Recorded data
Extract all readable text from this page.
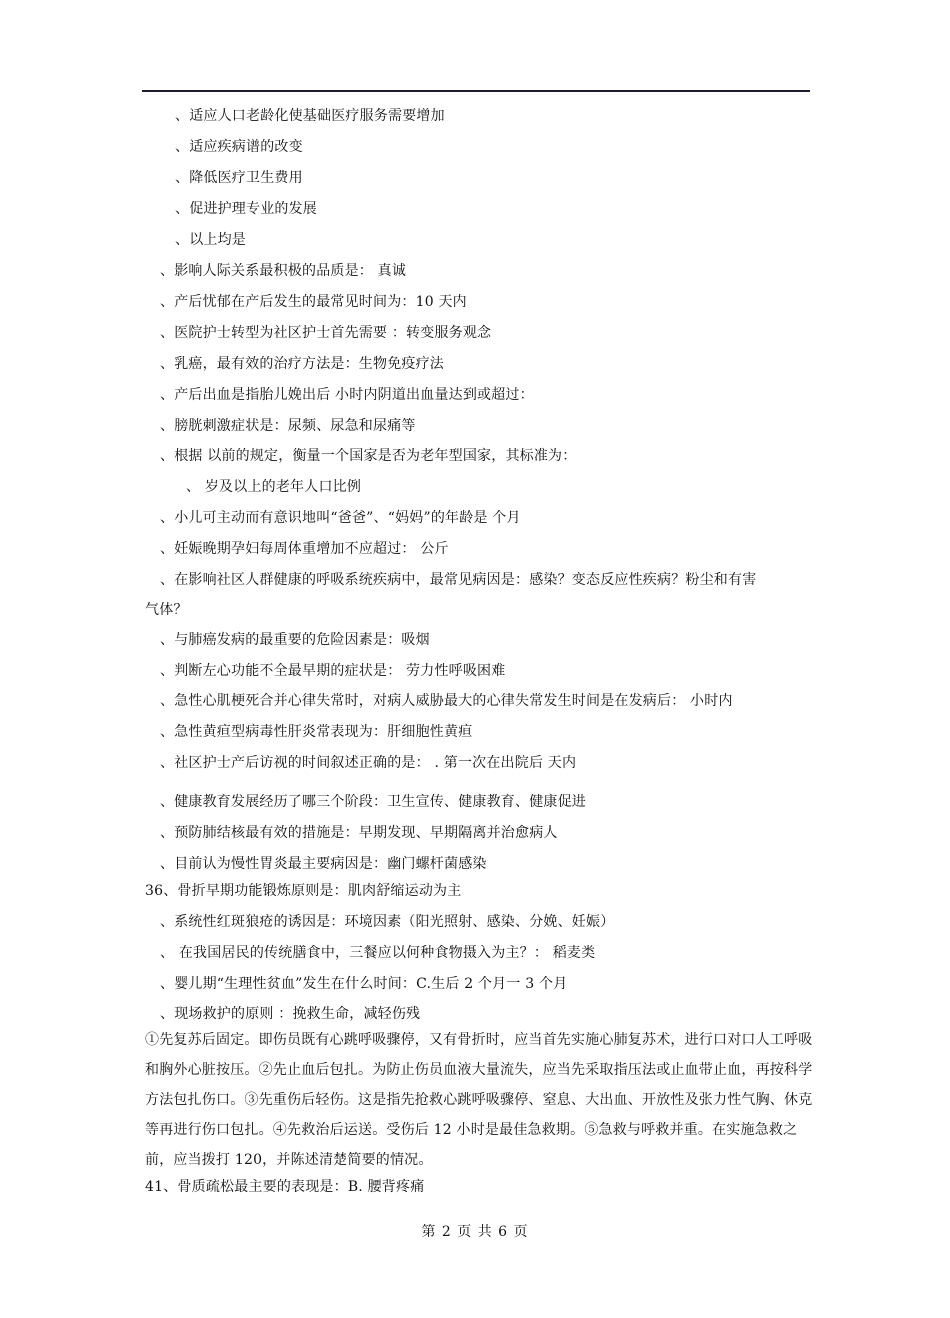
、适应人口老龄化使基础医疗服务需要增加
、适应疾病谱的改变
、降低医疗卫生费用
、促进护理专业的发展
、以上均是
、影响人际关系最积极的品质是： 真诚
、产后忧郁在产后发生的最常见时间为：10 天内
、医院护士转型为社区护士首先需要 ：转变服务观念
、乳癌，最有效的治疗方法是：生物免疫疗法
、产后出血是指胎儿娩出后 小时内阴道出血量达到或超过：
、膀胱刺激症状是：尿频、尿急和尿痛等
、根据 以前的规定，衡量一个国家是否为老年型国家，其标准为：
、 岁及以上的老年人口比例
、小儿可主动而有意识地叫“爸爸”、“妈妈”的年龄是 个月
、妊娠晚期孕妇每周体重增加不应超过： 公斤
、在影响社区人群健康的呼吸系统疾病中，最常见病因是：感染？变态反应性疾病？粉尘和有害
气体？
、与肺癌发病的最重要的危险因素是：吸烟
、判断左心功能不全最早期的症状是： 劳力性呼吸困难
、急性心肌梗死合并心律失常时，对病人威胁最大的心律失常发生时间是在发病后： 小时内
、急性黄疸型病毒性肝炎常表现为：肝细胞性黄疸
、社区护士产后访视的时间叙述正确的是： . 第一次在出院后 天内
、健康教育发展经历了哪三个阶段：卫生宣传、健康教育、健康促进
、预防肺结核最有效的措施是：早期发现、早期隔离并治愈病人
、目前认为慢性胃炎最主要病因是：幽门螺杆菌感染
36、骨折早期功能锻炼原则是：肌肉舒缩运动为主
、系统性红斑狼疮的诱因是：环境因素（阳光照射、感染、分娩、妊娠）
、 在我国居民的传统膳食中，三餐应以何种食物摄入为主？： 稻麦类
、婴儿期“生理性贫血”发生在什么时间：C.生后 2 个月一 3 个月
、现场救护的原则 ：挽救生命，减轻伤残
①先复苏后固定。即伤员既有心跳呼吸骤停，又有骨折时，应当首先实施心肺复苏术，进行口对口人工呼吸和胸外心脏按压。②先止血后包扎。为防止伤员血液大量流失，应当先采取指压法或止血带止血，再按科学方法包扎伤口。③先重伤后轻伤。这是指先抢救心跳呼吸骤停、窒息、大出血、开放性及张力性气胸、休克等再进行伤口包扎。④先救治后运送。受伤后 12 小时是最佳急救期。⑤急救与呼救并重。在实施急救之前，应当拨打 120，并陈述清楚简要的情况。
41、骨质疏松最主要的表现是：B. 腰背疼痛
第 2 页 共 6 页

**Task to carry out**
Quote the entries above word for word. Leave the images out.

**Output of the task**
Extract all readable text from this page.
、适应人口老龄化使基础医疗服务需要增加
、适应疾病谱的改变
、降低医疗卫生费用
、促进护理专业的发展
、以上均是
、影响人际关系最积极的品质是： 真诚
、产后忧郁在产后发生的最常见时间为：10 天内
、医院护士转型为社区护士首先需要 ：转变服务观念
、乳癌，最有效的治疗方法是：生物免疫疗法
、产后出血是指胎儿娩出后 小时内阴道出血量达到或超过：
、膀胱刺激症状是：尿频、尿急和尿痛等
、根据 以前的规定，衡量一个国家是否为老年型国家，其标准为：
、 岁及以上的老年人口比例
、小儿可主动而有意识地叫“爸爸”、“妈妈”的年龄是 个月
、妊娠晚期孕妇每周体重增加不应超过： 公斤
、在影响社区人群健康的呼吸系统疾病中，最常见病因是：感染？变态反应性疾病？粉尘和有害
气体？
、与肺癌发病的最重要的危险因素是：吸烟
、判断左心功能不全最早期的症状是： 劳力性呼吸困难
、急性心肌梗死合并心律失常时，对病人威胁最大的心律失常发生时间是在发病后： 小时内
、急性黄疸型病毒性肝炎常表现为：肝细胞性黄疸
、社区护士产后访视的时间叙述正确的是： . 第一次在出院后 天内
、健康教育发展经历了哪三个阶段：卫生宣传、健康教育、健康促进
、预防肺结核最有效的措施是：早期发现、早期隔离并治愈病人
、目前认为慢性胃炎最主要病因是：幽门螺杆菌感染
36、骨折早期功能锻炼原则是：肌肉舒缩运动为主
、系统性红斑狼疮的诱因是：环境因素（阳光照射、感染、分娩、妊娠）
、 在我国居民的传统膳食中，三餐应以何种食物摄入为主？： 稻麦类
、婴儿期“生理性贫血”发生在什么时间：C.生后 2 个月一 3 个月
、现场救护的原则 ：挽救生命，减轻伤残
①先复苏后固定。即伤员既有心跳呼吸骤停，又有骨折时，应当首先实施心肺复苏术，进行口对口人工呼吸和胸外心脏按压。②先止血后包扎。为防止伤员血液大量流失，应当先采取指压法或止血带止血，再按科学方法包扎伤口。③先重伤后轻伤。这是指先抢救心跳呼吸骤停、窒息、大出血、开放性及张力性气胸、休克等再进行伤口包扎。④先救治后运送。受伤后 12 小时是最佳急救期。⑤急救与呼救并重。在实施急救之前，应当拨打 120，并陈述清楚简要的情况。
41、骨质疏松最主要的表现是：B. 腰背疼痛
第 2 页 共 6 页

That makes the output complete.